Repeat the data below exactly, dropping any pictures it holds.
* Start SUPPLIED ENTRIES *
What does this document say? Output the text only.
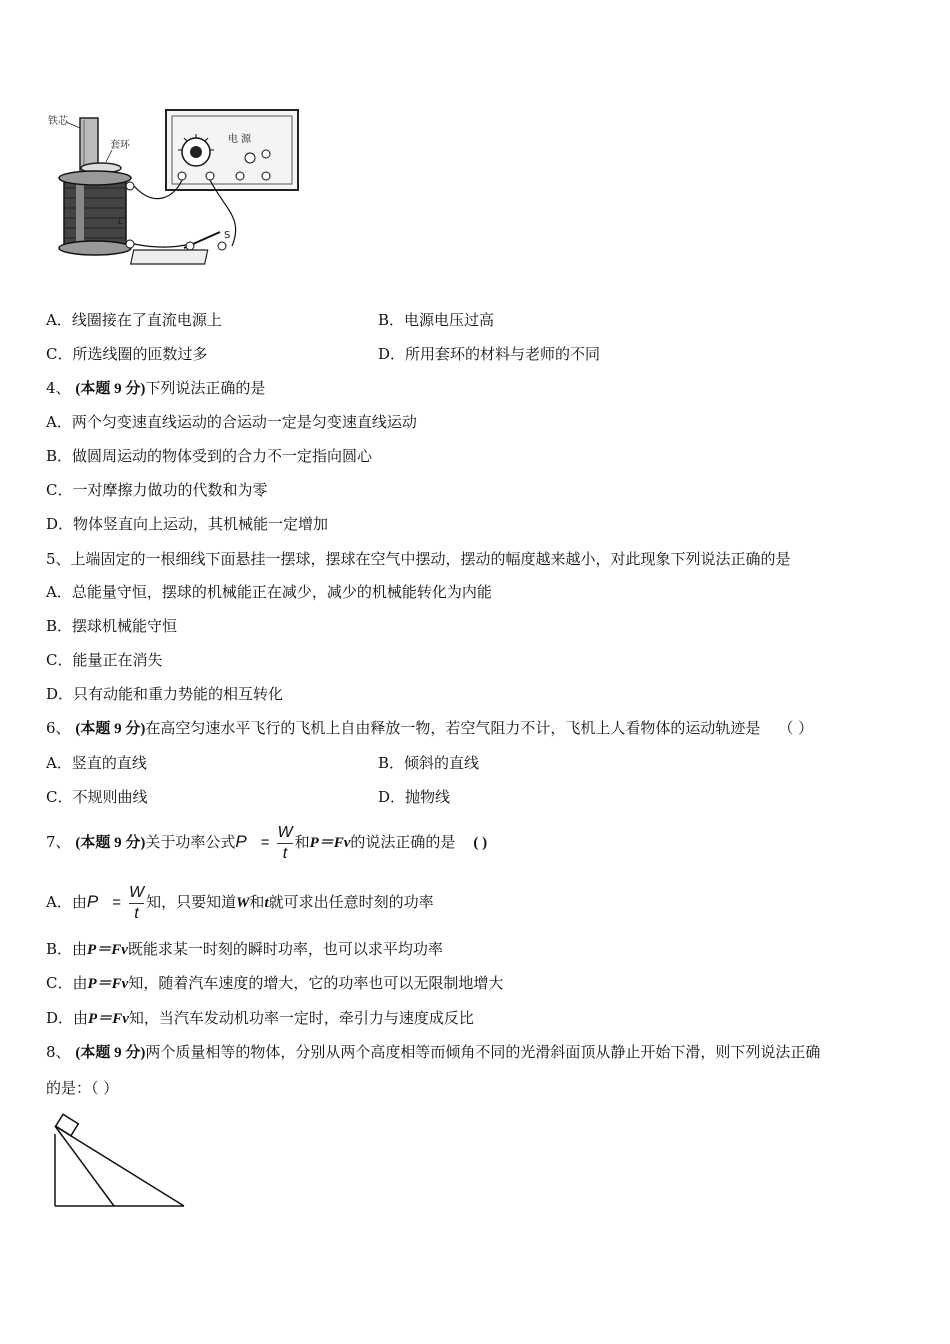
铁芯
套环
L
电 源
S
A．线圈接在了直流电源上	B．电源电压过高
C．所选线圈的匝数过多	D．所用套环的材料与老师的不同
4、 (本题 9 分)下列说法正确的是
A．两个匀变速直线运动的合运动一定是匀变速直线运动
B．做圆周运动的物体受到的合力不一定指向圆心
C．一对摩擦力做功的代数和为零
D．物体竖直向上运动，其机械能一定增加
5、上端固定的一根细线下面悬挂一摆球，摆球在空气中摆动，摆动的幅度越来越小，对此现象下列说法正确的是
A．总能量守恒，摆球的机械能正在减少，减少的机械能转化为内能
B．摆球机械能守恒
C．能量正在消失
D．只有动能和重力势能的相互转化
6、 (本题 9 分)在高空匀速水平飞行的飞机上自由释放一物，若空气阻力不计，飞机上人看物体的运动轨迹是 （ ）
A．竖直的直线	B．倾斜的直线
C．不规则曲线	D．抛物线
7、 (本题 9 分)关于功率公式$P = \frac{W}{t}$ 和P＝Fv的说法正确的是 ( )
A．由$P = \frac{W}{t}$ 知，只要知道W和t就可求出任意时刻的功率
B．由P＝Fv既能求某一时刻的瞬时功率，也可以求平均功率
C．由P＝Fv知，随着汽车速度的增大，它的功率也可以无限制地增大
D．由P＝Fv知，当汽车发动机功率一定时，牵引力与速度成反比
8、 (本题 9 分)两个质量相等的物体，分别从两个高度相等而倾角不同的光滑斜面顶从静止开始下滑，则下列说法正确
的是：（ ）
* End SUPPLIED ENTRIES *
CORRECT OUTPUT:
What does this document say? Output the text only.
铁芯
套环
L
电 源
S
A．线圈接在了直流电源上	B．电源电压过高
C．所选线圈的匝数过多	D．所用套环的材料与老师的不同
4、 (本题 9 分)下列说法正确的是
A．两个匀变速直线运动的合运动一定是匀变速直线运动
B．做圆周运动的物体受到的合力不一定指向圆心
C．一对摩擦力做功的代数和为零
D．物体竖直向上运动，其机械能一定增加
5、上端固定的一根细线下面悬挂一摆球，摆球在空气中摆动，摆动的幅度越来越小，对此现象下列说法正确的是
A．总能量守恒，摆球的机械能正在减少，减少的机械能转化为内能
B．摆球机械能守恒
C．能量正在消失
D．只有动能和重力势能的相互转化
6、 (本题 9 分)在高空匀速水平飞行的飞机上自由释放一物，若空气阻力不计，飞机上人看物体的运动轨迹是 （ ）
A．竖直的直线	B．倾斜的直线
C．不规则曲线	D．抛物线
7、 (本题 9 分)关于功率公式$P = \frac{W}{t}$ 和P＝Fv的说法正确的是 ( )
A．由$P = \frac{W}{t}$ 知，只要知道W和t就可求出任意时刻的功率
B．由P＝Fv既能求某一时刻的瞬时功率，也可以求平均功率
C．由P＝Fv知，随着汽车速度的增大，它的功率也可以无限制地增大
D．由P＝Fv知，当汽车发动机功率一定时，牵引力与速度成反比
8、 (本题 9 分)两个质量相等的物体，分别从两个高度相等而倾角不同的光滑斜面顶从静止开始下滑，则下列说法正确
的是：（ ）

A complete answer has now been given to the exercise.